Find each line containing the string "Status". Copy it.

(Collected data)
☆ ☆ ☆ ☆ ☆ ☆ ☆

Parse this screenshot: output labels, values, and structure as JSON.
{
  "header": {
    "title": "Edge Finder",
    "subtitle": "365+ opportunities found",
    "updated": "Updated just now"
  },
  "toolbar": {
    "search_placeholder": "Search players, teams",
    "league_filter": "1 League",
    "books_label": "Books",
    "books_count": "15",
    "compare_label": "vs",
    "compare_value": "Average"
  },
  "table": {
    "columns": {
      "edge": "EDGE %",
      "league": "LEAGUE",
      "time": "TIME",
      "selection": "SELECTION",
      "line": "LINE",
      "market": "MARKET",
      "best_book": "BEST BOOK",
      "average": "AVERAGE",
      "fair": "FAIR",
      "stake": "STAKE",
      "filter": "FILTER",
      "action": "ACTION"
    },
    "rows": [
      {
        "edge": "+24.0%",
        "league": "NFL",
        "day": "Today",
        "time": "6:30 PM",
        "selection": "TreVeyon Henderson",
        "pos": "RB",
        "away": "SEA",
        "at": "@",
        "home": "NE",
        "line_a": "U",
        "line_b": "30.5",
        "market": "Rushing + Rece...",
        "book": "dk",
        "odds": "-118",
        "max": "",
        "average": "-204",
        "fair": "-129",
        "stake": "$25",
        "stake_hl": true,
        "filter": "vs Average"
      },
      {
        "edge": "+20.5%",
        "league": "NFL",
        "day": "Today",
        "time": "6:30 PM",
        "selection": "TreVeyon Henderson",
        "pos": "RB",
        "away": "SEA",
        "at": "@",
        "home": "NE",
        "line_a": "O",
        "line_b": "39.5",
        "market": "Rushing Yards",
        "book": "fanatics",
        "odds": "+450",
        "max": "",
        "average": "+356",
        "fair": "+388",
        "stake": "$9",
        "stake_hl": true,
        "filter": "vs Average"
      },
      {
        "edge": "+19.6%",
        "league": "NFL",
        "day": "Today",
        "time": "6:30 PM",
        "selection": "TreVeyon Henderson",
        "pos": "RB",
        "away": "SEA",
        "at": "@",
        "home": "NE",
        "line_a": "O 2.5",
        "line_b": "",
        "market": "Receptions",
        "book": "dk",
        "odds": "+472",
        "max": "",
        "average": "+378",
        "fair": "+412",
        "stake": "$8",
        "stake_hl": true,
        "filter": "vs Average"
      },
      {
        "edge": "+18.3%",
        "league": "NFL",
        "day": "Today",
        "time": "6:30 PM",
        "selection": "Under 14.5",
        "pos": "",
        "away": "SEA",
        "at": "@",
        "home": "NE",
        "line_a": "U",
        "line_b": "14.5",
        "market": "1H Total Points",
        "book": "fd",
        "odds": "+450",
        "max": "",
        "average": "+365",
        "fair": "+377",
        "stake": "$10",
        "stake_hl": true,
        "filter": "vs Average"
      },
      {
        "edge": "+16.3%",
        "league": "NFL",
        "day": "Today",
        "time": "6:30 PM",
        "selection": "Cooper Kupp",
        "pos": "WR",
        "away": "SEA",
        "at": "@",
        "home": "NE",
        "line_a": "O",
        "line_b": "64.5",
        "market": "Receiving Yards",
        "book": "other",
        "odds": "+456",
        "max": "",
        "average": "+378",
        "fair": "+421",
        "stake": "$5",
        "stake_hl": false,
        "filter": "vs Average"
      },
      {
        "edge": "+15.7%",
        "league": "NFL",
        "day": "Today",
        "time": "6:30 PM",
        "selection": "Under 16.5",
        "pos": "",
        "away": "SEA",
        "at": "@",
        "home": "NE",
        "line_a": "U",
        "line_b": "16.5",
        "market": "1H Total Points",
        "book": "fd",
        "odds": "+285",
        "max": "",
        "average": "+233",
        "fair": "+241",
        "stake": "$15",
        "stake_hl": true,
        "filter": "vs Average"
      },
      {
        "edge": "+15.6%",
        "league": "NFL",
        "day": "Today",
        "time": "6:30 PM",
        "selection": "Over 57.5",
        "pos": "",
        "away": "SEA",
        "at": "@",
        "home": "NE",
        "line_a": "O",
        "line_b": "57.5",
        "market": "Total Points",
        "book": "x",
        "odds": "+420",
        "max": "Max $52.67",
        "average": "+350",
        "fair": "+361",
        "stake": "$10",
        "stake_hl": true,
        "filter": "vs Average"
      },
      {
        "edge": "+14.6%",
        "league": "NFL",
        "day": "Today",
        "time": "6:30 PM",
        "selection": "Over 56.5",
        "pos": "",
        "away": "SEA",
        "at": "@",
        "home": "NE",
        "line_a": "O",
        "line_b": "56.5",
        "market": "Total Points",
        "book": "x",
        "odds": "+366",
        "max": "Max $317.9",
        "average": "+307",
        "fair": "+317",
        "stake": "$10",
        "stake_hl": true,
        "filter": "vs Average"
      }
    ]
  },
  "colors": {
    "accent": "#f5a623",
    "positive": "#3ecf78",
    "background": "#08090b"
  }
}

☆ ☆ ☆ ☆ ☆ ☆ ☆

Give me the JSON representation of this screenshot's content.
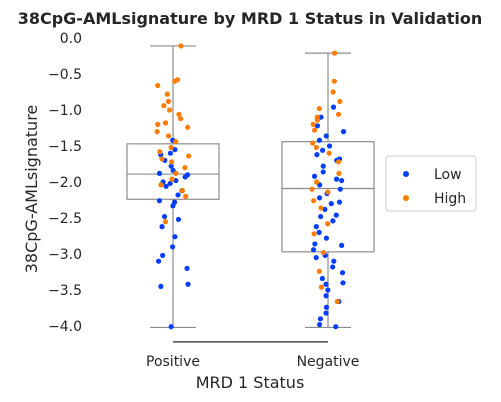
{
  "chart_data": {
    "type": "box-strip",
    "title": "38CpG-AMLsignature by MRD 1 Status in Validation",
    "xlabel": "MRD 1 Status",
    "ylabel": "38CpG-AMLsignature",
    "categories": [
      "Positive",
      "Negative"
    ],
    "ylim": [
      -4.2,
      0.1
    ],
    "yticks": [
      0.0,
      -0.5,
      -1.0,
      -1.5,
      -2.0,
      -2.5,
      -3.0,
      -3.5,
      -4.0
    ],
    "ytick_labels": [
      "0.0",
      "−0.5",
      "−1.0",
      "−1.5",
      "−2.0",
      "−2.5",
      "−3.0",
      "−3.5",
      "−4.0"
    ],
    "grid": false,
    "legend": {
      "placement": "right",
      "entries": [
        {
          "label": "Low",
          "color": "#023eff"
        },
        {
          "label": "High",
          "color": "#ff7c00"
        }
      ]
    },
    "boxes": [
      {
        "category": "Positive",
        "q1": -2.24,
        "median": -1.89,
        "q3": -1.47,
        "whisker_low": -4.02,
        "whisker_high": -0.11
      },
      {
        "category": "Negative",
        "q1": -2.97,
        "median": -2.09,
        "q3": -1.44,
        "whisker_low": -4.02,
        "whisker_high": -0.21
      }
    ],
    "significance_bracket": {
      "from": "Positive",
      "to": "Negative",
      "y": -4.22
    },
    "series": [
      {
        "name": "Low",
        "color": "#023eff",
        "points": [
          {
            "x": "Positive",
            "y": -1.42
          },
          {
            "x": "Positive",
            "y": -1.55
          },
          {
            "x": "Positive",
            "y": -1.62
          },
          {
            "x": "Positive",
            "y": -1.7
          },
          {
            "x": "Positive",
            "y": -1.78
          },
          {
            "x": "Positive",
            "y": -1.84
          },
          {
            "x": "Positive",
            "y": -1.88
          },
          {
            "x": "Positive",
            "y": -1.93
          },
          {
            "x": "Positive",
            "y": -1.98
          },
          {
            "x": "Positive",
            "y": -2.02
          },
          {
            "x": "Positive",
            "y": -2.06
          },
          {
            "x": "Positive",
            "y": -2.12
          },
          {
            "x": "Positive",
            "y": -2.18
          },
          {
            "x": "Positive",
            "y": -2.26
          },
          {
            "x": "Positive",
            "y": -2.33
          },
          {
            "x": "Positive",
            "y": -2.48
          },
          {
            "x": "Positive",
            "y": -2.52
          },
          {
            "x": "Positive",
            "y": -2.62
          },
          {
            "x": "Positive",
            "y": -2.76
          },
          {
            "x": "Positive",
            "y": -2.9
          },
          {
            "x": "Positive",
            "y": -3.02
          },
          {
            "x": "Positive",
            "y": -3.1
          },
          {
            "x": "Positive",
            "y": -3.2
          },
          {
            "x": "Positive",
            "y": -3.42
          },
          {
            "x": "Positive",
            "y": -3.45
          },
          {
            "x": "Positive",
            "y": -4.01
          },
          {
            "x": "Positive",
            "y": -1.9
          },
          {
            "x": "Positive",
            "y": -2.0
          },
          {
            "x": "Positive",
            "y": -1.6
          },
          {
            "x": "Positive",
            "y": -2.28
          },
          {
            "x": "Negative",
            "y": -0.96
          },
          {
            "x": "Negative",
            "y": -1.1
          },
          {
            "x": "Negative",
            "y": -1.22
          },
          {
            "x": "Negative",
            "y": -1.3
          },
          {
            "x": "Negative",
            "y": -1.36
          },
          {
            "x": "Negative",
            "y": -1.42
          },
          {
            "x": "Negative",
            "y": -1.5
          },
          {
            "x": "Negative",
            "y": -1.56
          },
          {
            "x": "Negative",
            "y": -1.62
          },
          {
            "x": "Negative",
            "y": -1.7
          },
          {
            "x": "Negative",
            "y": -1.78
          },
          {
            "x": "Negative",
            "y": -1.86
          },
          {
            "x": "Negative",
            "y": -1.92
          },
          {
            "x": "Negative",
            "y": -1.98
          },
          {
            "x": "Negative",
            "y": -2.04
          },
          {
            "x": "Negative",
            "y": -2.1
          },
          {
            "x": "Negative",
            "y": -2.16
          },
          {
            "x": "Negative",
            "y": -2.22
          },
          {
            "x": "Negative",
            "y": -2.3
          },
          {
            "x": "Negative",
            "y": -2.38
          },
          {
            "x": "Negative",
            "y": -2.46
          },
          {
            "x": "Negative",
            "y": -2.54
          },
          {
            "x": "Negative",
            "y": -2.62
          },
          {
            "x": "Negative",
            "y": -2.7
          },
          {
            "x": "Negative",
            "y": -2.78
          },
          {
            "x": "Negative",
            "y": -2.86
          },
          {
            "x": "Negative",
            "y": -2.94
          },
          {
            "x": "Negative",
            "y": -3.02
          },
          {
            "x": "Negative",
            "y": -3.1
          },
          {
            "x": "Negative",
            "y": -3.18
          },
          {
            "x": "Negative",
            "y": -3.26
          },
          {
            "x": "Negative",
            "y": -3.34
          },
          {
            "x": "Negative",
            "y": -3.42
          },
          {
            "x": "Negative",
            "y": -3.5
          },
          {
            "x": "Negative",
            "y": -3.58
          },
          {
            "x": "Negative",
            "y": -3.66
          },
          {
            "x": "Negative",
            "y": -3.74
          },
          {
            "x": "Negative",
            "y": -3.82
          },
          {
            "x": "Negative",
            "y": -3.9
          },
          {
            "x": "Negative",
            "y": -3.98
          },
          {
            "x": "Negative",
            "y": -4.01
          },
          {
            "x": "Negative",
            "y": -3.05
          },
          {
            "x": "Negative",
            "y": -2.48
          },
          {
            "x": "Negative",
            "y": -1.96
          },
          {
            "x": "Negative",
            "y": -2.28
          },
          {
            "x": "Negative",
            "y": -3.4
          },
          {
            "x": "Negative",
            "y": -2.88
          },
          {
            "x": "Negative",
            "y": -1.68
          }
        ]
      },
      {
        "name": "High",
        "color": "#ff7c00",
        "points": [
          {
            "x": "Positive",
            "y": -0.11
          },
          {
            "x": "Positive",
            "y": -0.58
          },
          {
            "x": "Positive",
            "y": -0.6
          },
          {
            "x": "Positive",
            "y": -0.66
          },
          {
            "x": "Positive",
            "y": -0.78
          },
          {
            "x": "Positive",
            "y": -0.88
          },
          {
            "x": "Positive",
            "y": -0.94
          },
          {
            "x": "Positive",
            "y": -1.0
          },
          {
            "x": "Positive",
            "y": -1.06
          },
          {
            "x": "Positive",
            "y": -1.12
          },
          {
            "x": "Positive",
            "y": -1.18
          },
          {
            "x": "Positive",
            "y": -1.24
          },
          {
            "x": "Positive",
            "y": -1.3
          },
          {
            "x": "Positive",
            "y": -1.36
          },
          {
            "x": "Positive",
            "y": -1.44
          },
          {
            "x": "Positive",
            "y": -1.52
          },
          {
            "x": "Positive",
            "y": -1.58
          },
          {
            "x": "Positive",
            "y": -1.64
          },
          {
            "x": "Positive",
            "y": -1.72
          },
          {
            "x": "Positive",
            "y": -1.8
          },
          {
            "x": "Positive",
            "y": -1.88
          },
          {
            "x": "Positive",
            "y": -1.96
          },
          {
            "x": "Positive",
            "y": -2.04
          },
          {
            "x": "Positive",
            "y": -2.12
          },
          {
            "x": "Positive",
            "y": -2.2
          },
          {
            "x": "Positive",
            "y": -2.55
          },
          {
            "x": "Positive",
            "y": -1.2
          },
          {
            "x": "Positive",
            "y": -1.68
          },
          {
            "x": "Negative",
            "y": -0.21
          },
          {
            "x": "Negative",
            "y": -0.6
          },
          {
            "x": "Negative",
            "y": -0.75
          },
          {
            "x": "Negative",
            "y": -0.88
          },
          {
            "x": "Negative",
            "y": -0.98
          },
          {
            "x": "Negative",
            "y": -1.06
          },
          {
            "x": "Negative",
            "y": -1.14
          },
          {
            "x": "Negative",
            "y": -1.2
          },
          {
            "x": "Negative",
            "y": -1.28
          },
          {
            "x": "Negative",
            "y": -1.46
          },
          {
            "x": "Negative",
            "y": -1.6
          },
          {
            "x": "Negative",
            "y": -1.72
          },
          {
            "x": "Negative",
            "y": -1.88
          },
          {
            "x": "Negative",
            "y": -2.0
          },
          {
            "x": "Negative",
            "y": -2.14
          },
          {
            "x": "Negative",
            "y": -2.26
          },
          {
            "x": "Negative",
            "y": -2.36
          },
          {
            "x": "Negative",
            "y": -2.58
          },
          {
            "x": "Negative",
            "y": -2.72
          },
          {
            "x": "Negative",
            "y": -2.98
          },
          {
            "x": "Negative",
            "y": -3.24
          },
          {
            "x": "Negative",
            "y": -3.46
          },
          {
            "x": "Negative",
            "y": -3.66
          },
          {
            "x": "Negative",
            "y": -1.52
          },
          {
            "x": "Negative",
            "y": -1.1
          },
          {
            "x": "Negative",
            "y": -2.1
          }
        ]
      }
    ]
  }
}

☆ ☆ ☆ ☆ ☆ ☆ ☆

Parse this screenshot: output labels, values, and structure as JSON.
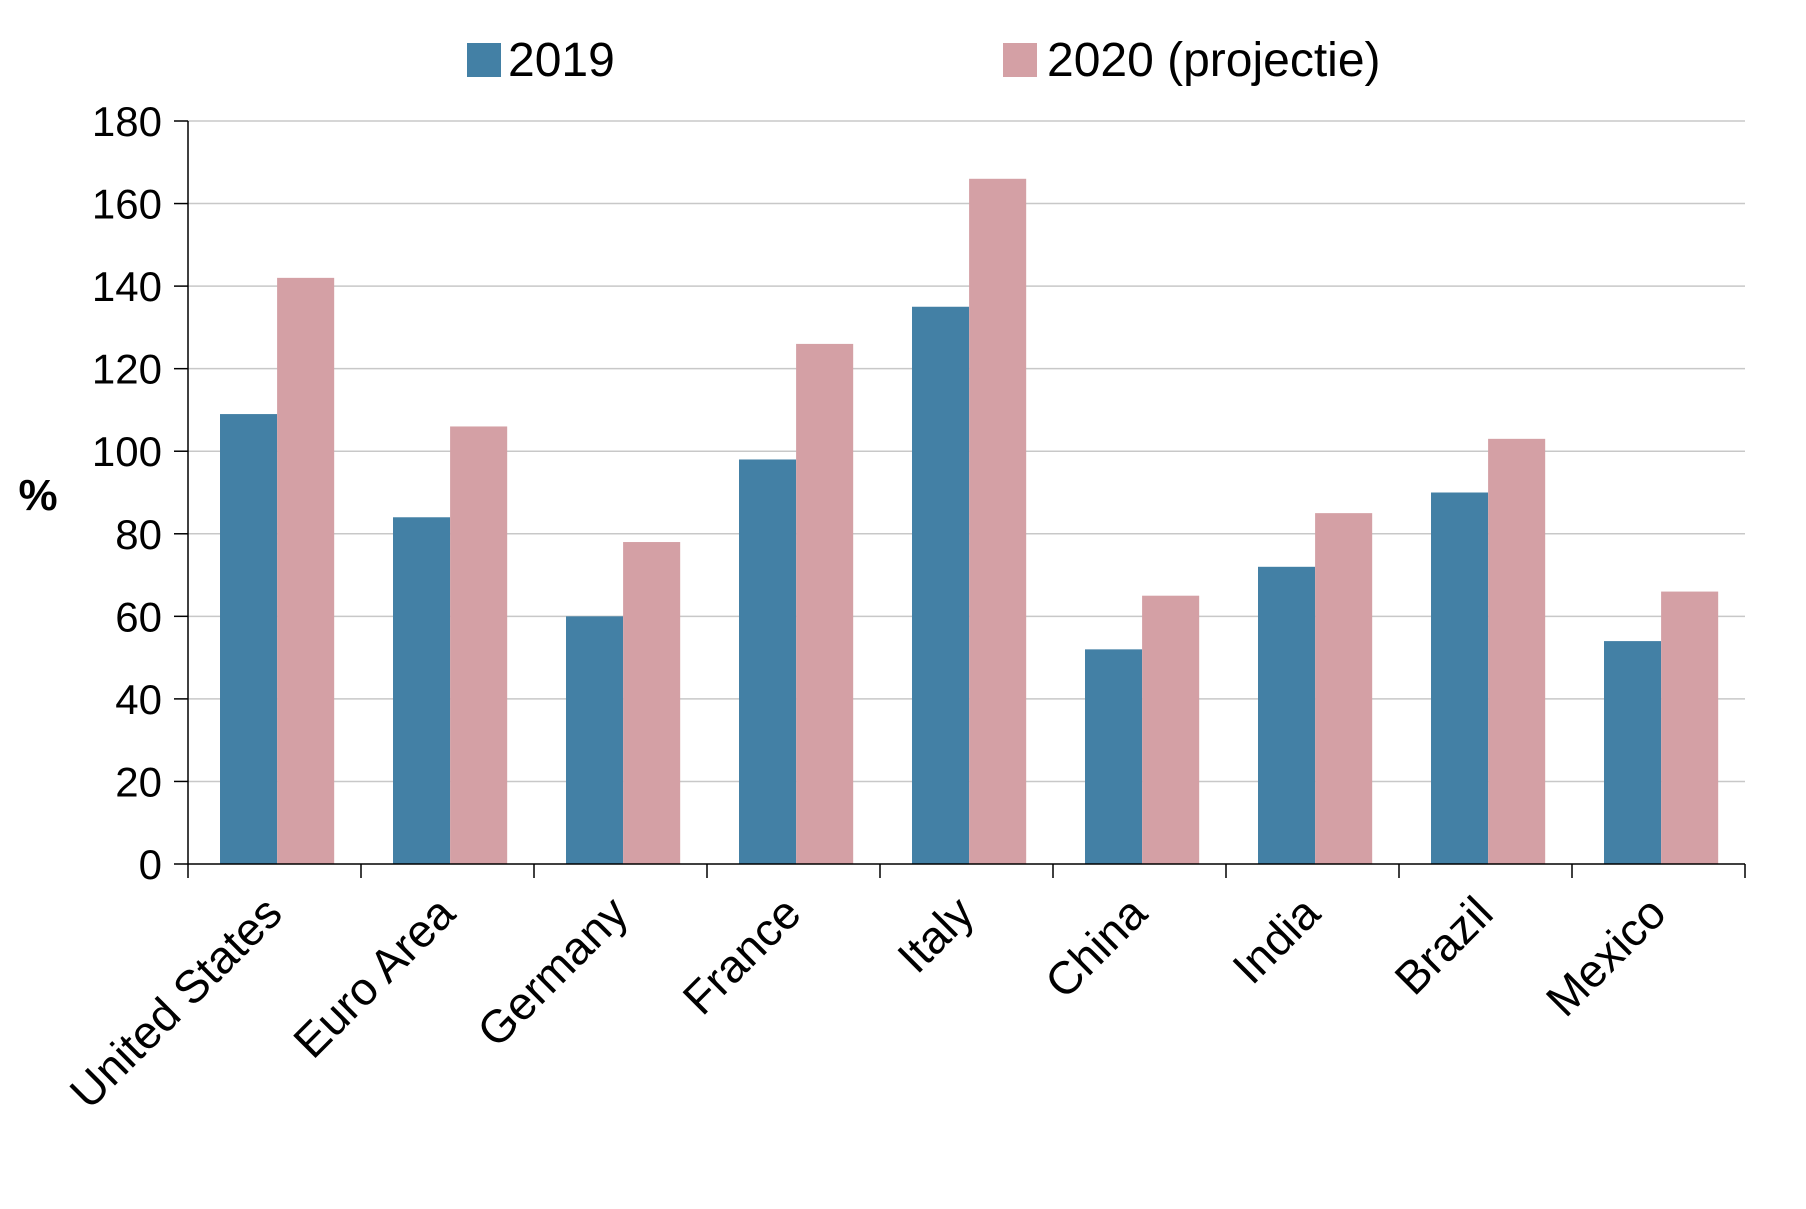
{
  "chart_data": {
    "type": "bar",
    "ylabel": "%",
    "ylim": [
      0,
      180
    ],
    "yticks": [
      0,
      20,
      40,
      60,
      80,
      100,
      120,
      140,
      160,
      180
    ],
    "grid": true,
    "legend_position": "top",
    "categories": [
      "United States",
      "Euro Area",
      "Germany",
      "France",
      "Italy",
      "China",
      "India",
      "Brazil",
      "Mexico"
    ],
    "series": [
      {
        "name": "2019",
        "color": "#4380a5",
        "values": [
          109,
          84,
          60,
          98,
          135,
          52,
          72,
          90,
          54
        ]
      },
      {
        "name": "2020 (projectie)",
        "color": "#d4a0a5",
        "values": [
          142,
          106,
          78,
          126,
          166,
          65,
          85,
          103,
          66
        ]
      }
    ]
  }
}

☆ ☆ ☆ ☆ ☆ ☆ ☆

Exercise output
    "title": "38CpG-AMLsignature by MRD 1 Status in Validation",
    "xlabel": "MRD 1 Status",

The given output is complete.